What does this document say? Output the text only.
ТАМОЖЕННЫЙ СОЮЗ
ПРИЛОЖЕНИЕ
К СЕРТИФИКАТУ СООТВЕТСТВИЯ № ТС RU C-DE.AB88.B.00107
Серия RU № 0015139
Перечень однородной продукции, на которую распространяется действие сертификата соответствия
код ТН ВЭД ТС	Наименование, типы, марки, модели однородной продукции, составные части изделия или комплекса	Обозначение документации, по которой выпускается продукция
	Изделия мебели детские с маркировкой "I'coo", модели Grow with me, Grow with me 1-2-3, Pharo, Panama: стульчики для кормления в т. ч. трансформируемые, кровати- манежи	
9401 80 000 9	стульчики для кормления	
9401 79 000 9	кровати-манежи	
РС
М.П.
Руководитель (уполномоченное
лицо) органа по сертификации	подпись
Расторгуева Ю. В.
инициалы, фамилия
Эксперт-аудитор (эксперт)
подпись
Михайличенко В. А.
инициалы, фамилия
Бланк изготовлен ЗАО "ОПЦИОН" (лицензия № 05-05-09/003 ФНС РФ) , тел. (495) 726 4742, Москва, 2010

-*-

Task directions: Please output the entries above, every line exactly as it reads.

Reply to the exercise:
What does this document say? Output the text only.
ТАМОЖЕННЫЙ СОЮЗ
ПРИЛОЖЕНИЕ
К СЕРТИФИКАТУ СООТВЕТСТВИЯ № ТС RU C-DE.AB88.B.00107
Серия RU № 0015139
Перечень однородной продукции, на которую распространяется действие сертификата соответствия
код ТН ВЭД ТС	Наименование, типы, марки, модели однородной продукции, составные части изделия или комплекса	Обозначение документации, по которой выпускается продукция
	Изделия мебели детские с маркировкой "I'coo", модели Grow with me, Grow with me 1-2-3, Pharo, Panama: стульчики для кормления в т. ч. трансформируемые, кровати- манежи	
9401 80 000 9	стульчики для кормления	
9401 79 000 9	кровати-манежи	
РС
М.П.
Руководитель (уполномоченное
лицо) органа по сертификации	подпись
Расторгуева Ю. В.
инициалы, фамилия
Эксперт-аудитор (эксперт)
подпись
Михайличенко В. А.
инициалы, фамилия
Бланк изготовлен ЗАО "ОПЦИОН" (лицензия № 05-05-09/003 ФНС РФ) , тел. (495) 726 4742, Москва, 2010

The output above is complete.